(Data tied to figure images)
———
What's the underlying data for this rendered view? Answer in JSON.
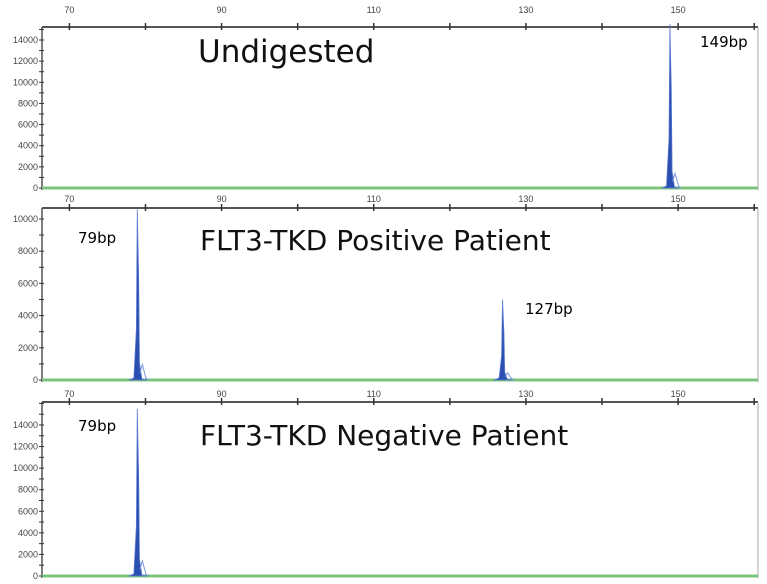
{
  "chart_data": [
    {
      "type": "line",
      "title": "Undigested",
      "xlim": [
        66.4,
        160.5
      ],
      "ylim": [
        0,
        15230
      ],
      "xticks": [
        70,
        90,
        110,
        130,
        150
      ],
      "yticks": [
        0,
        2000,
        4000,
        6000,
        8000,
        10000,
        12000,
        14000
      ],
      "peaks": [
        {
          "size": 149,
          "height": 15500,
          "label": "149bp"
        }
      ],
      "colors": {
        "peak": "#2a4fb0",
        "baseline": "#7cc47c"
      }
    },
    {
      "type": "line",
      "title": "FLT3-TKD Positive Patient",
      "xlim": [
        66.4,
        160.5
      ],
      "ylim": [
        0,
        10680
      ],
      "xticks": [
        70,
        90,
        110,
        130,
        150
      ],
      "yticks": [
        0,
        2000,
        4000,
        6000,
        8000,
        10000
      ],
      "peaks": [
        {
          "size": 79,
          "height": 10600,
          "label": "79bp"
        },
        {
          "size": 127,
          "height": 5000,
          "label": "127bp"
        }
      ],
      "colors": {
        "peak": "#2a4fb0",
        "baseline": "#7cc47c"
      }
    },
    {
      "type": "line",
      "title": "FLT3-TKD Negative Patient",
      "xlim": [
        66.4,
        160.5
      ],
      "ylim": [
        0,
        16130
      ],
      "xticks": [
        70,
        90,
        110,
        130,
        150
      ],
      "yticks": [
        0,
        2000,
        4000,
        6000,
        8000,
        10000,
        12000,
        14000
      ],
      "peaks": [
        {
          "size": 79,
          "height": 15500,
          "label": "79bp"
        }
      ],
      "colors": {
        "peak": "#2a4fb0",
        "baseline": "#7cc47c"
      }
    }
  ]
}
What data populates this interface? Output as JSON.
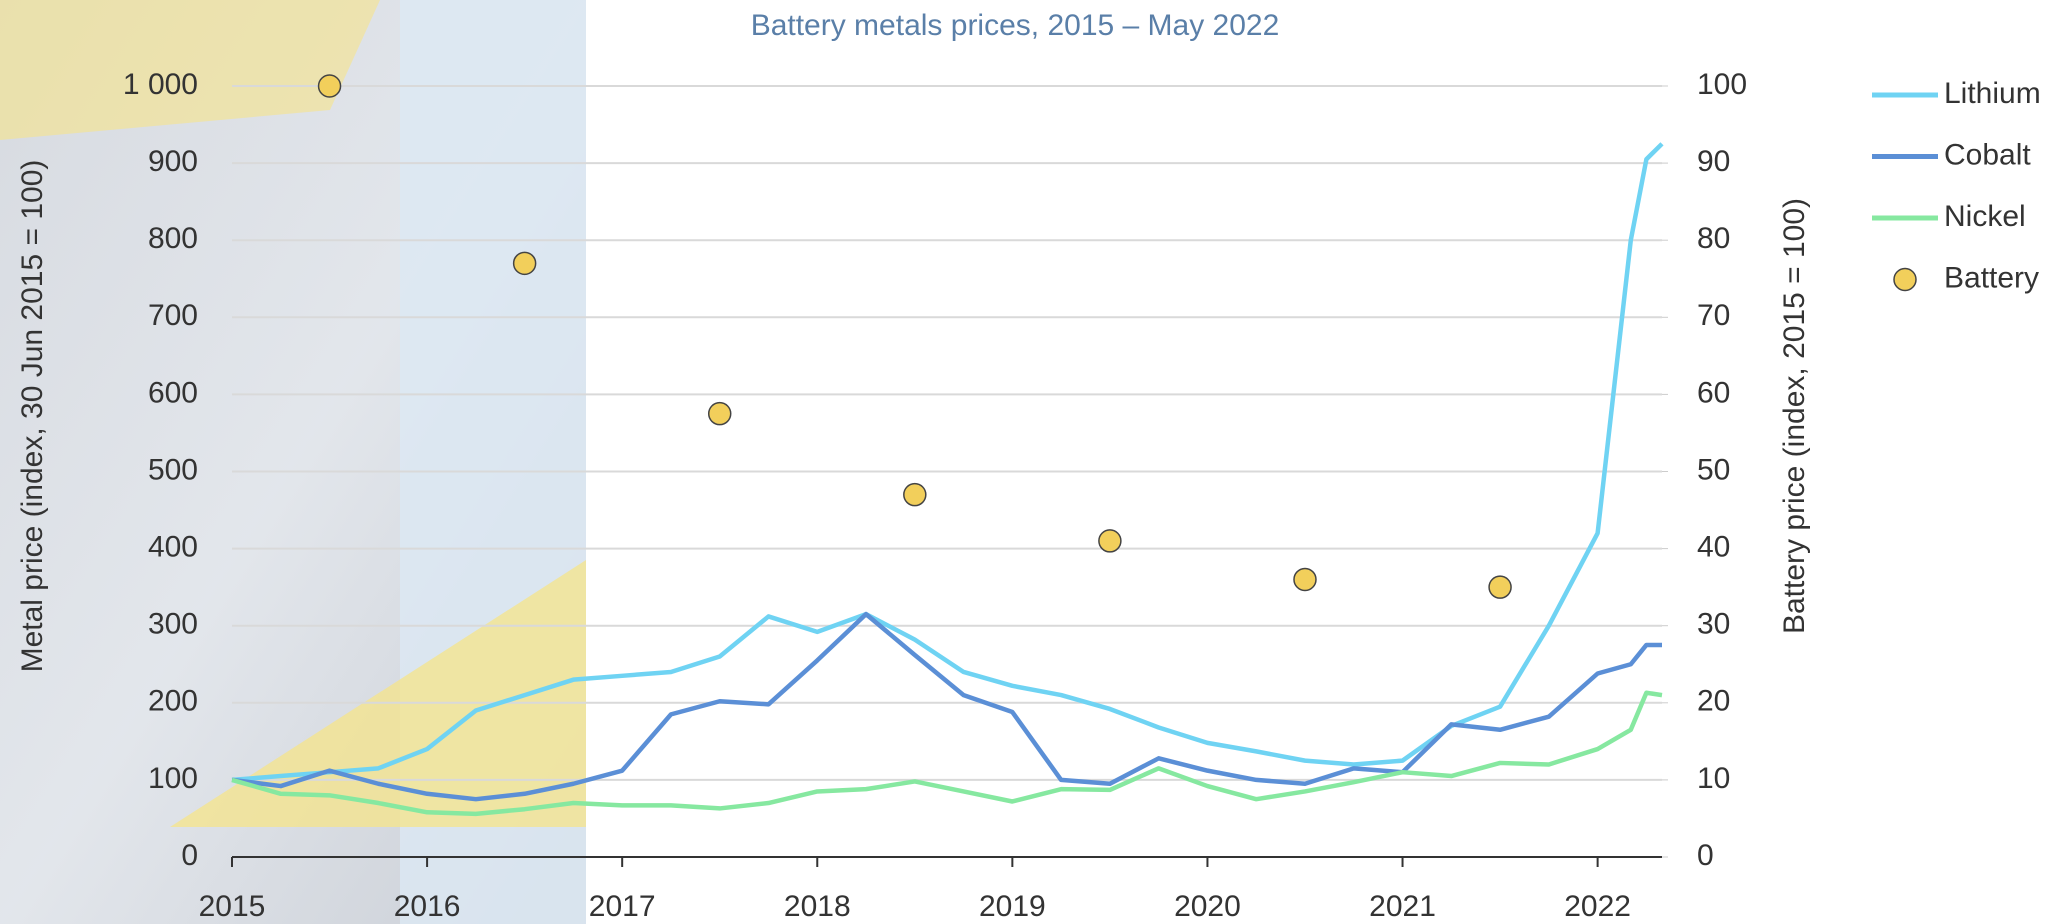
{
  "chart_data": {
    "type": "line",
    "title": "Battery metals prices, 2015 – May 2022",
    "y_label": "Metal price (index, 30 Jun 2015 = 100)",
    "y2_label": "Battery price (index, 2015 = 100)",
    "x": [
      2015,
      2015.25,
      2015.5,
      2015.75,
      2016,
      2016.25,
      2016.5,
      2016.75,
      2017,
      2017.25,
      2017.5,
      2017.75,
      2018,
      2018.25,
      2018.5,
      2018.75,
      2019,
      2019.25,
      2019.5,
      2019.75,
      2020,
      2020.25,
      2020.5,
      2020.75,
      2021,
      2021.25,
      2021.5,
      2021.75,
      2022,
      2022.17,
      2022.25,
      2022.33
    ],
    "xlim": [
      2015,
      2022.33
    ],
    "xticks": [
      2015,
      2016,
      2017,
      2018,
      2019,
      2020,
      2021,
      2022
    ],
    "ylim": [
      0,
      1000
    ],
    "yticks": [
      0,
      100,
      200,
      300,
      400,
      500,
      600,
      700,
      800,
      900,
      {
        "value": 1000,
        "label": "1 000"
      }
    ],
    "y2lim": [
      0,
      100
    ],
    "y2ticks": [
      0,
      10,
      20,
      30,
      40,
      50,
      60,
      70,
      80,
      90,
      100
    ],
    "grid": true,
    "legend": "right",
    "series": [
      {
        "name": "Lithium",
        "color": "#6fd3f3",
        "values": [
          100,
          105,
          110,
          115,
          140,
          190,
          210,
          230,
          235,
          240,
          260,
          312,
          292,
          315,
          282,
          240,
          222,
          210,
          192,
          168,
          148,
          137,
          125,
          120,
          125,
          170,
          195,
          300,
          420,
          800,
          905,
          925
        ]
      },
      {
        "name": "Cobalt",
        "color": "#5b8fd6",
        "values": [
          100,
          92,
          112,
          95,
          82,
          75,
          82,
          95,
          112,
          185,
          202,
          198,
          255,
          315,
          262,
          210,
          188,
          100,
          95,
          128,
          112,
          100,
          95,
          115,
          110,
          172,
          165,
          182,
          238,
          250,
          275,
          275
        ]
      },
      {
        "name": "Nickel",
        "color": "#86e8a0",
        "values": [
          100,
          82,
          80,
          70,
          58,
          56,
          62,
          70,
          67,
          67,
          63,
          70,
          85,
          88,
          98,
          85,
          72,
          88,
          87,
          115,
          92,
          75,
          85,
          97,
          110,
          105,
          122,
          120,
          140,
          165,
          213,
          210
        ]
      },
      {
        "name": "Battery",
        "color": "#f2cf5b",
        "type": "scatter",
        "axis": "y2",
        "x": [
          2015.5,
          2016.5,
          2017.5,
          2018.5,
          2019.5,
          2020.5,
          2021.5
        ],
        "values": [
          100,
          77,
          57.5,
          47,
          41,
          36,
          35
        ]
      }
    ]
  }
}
———
▶ [WHAT THIS TASK INVOLVES]: Scan the records for the string "Patient". Copy each line in which it appears.

▶ [SOLUTION BELOW]:
      "title": "FLT3-TKD Positive Patient",
      "title": "FLT3-TKD Negative Patient",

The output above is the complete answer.